**MATERIAL PROVIDED:**

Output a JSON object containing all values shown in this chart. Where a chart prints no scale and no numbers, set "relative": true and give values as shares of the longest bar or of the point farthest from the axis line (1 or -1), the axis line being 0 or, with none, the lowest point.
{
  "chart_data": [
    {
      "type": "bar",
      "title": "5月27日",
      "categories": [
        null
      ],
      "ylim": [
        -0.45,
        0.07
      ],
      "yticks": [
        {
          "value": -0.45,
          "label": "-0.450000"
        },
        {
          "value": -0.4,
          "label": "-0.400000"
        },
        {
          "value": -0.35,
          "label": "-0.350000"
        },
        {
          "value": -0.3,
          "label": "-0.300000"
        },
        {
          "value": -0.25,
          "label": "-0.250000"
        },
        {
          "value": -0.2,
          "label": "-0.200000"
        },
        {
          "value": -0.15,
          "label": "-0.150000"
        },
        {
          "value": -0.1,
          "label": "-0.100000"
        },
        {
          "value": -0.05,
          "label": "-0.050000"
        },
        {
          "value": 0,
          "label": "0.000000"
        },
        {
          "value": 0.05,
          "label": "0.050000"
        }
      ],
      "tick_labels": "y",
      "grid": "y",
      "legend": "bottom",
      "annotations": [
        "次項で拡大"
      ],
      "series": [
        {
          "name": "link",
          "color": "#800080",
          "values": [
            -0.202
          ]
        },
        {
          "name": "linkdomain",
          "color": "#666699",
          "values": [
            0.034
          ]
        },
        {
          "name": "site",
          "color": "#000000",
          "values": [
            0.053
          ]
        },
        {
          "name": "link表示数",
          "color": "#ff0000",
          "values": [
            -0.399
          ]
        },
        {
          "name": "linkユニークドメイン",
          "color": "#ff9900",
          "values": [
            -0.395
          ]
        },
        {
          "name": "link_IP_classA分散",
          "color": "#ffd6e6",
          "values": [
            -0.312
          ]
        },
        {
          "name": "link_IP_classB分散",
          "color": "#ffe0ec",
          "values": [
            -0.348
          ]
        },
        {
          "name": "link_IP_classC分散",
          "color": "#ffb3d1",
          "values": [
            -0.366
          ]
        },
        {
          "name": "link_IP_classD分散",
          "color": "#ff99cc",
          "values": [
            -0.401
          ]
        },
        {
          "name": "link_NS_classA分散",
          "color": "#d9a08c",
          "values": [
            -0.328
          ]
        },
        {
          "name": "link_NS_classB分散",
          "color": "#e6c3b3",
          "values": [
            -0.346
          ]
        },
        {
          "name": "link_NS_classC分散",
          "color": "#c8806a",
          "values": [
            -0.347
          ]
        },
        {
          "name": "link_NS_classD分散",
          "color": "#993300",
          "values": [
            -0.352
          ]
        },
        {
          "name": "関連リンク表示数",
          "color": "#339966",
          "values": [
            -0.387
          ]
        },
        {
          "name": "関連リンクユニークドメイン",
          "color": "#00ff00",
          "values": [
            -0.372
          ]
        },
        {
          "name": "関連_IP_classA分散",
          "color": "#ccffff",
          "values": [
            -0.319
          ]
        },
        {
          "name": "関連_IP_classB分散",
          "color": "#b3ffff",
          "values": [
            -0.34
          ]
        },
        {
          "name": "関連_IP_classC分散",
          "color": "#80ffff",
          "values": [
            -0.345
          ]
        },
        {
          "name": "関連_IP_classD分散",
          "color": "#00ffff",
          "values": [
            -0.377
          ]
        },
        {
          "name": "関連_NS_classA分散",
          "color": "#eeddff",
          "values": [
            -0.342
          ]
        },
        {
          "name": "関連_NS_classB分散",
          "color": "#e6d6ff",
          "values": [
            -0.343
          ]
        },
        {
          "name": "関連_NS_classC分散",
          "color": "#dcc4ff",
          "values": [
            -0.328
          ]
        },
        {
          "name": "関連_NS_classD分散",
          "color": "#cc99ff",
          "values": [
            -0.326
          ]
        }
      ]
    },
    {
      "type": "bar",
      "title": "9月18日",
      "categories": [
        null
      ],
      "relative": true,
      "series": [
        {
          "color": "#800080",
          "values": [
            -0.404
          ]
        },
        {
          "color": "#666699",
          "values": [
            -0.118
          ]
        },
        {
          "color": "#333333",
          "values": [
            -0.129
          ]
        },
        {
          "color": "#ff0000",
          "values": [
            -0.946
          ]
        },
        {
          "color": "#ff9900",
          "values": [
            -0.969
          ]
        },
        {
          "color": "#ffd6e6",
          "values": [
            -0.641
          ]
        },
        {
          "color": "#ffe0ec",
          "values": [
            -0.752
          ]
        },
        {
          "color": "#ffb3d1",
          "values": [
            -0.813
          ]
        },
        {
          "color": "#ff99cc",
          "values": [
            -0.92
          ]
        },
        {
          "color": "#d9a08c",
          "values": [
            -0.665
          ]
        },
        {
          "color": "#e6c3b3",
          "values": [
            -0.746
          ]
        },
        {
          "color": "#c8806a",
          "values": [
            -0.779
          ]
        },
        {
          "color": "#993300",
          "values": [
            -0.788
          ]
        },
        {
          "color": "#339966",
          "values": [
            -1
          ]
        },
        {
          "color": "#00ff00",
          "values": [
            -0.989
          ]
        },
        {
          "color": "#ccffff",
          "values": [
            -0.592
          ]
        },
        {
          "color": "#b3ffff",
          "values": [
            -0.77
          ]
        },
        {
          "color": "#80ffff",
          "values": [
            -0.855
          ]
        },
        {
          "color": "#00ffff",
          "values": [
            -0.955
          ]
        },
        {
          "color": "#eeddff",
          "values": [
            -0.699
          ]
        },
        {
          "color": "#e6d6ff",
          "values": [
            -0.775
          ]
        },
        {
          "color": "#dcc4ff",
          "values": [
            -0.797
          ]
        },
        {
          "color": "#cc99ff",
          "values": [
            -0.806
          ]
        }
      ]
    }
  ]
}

**DIRECTIVE:** Your task is to quote the listing above word for word.

**REPLY:**
Output a JSON object containing all values shown in this chart. Where a chart prints no scale and no numbers, set "relative": true and give values as shares of the longest bar or of the point farthest from the axis line (1 or -1), the axis line being 0 or, with none, the lowest point.
{
  "chart_data": [
    {
      "type": "bar",
      "title": "5月27日",
      "categories": [
        null
      ],
      "ylim": [
        -0.45,
        0.07
      ],
      "yticks": [
        {
          "value": -0.45,
          "label": "-0.450000"
        },
        {
          "value": -0.4,
          "label": "-0.400000"
        },
        {
          "value": -0.35,
          "label": "-0.350000"
        },
        {
          "value": -0.3,
          "label": "-0.300000"
        },
        {
          "value": -0.25,
          "label": "-0.250000"
        },
        {
          "value": -0.2,
          "label": "-0.200000"
        },
        {
          "value": -0.15,
          "label": "-0.150000"
        },
        {
          "value": -0.1,
          "label": "-0.100000"
        },
        {
          "value": -0.05,
          "label": "-0.050000"
        },
        {
          "value": 0,
          "label": "0.000000"
        },
        {
          "value": 0.05,
          "label": "0.050000"
        }
      ],
      "tick_labels": "y",
      "grid": "y",
      "legend": "bottom",
      "annotations": [
        "次項で拡大"
      ],
      "series": [
        {
          "name": "link",
          "color": "#800080",
          "values": [
            -0.202
          ]
        },
        {
          "name": "linkdomain",
          "color": "#666699",
          "values": [
            0.034
          ]
        },
        {
          "name": "site",
          "color": "#000000",
          "values": [
            0.053
          ]
        },
        {
          "name": "link表示数",
          "color": "#ff0000",
          "values": [
            -0.399
          ]
        },
        {
          "name": "linkユニークドメイン",
          "color": "#ff9900",
          "values": [
            -0.395
          ]
        },
        {
          "name": "link_IP_classA分散",
          "color": "#ffd6e6",
          "values": [
            -0.312
          ]
        },
        {
          "name": "link_IP_classB分散",
          "color": "#ffe0ec",
          "values": [
            -0.348
          ]
        },
        {
          "name": "link_IP_classC分散",
          "color": "#ffb3d1",
          "values": [
            -0.366
          ]
        },
        {
          "name": "link_IP_classD分散",
          "color": "#ff99cc",
          "values": [
            -0.401
          ]
        },
        {
          "name": "link_NS_classA分散",
          "color": "#d9a08c",
          "values": [
            -0.328
          ]
        },
        {
          "name": "link_NS_classB分散",
          "color": "#e6c3b3",
          "values": [
            -0.346
          ]
        },
        {
          "name": "link_NS_classC分散",
          "color": "#c8806a",
          "values": [
            -0.347
          ]
        },
        {
          "name": "link_NS_classD分散",
          "color": "#993300",
          "values": [
            -0.352
          ]
        },
        {
          "name": "関連リンク表示数",
          "color": "#339966",
          "values": [
            -0.387
          ]
        },
        {
          "name": "関連リンクユニークドメイン",
          "color": "#00ff00",
          "values": [
            -0.372
          ]
        },
        {
          "name": "関連_IP_classA分散",
          "color": "#ccffff",
          "values": [
            -0.319
          ]
        },
        {
          "name": "関連_IP_classB分散",
          "color": "#b3ffff",
          "values": [
            -0.34
          ]
        },
        {
          "name": "関連_IP_classC分散",
          "color": "#80ffff",
          "values": [
            -0.345
          ]
        },
        {
          "name": "関連_IP_classD分散",
          "color": "#00ffff",
          "values": [
            -0.377
          ]
        },
        {
          "name": "関連_NS_classA分散",
          "color": "#eeddff",
          "values": [
            -0.342
          ]
        },
        {
          "name": "関連_NS_classB分散",
          "color": "#e6d6ff",
          "values": [
            -0.343
          ]
        },
        {
          "name": "関連_NS_classC分散",
          "color": "#dcc4ff",
          "values": [
            -0.328
          ]
        },
        {
          "name": "関連_NS_classD分散",
          "color": "#cc99ff",
          "values": [
            -0.326
          ]
        }
      ]
    },
    {
      "type": "bar",
      "title": "9月18日",
      "categories": [
        null
      ],
      "relative": true,
      "series": [
        {
          "color": "#800080",
          "values": [
            -0.404
          ]
        },
        {
          "color": "#666699",
          "values": [
            -0.118
          ]
        },
        {
          "color": "#333333",
          "values": [
            -0.129
          ]
        },
        {
          "color": "#ff0000",
          "values": [
            -0.946
          ]
        },
        {
          "color": "#ff9900",
          "values": [
            -0.969
          ]
        },
        {
          "color": "#ffd6e6",
          "values": [
            -0.641
          ]
        },
        {
          "color": "#ffe0ec",
          "values": [
            -0.752
          ]
        },
        {
          "color": "#ffb3d1",
          "values": [
            -0.813
          ]
        },
        {
          "color": "#ff99cc",
          "values": [
            -0.92
          ]
        },
        {
          "color": "#d9a08c",
          "values": [
            -0.665
          ]
        },
        {
          "color": "#e6c3b3",
          "values": [
            -0.746
          ]
        },
        {
          "color": "#c8806a",
          "values": [
            -0.779
          ]
        },
        {
          "color": "#993300",
          "values": [
            -0.788
          ]
        },
        {
          "color": "#339966",
          "values": [
            -1
          ]
        },
        {
          "color": "#00ff00",
          "values": [
            -0.989
          ]
        },
        {
          "color": "#ccffff",
          "values": [
            -0.592
          ]
        },
        {
          "color": "#b3ffff",
          "values": [
            -0.77
          ]
        },
        {
          "color": "#80ffff",
          "values": [
            -0.855
          ]
        },
        {
          "color": "#00ffff",
          "values": [
            -0.955
          ]
        },
        {
          "color": "#eeddff",
          "values": [
            -0.699
          ]
        },
        {
          "color": "#e6d6ff",
          "values": [
            -0.775
          ]
        },
        {
          "color": "#dcc4ff",
          "values": [
            -0.797
          ]
        },
        {
          "color": "#cc99ff",
          "values": [
            -0.806
          ]
        }
      ]
    }
  ]
}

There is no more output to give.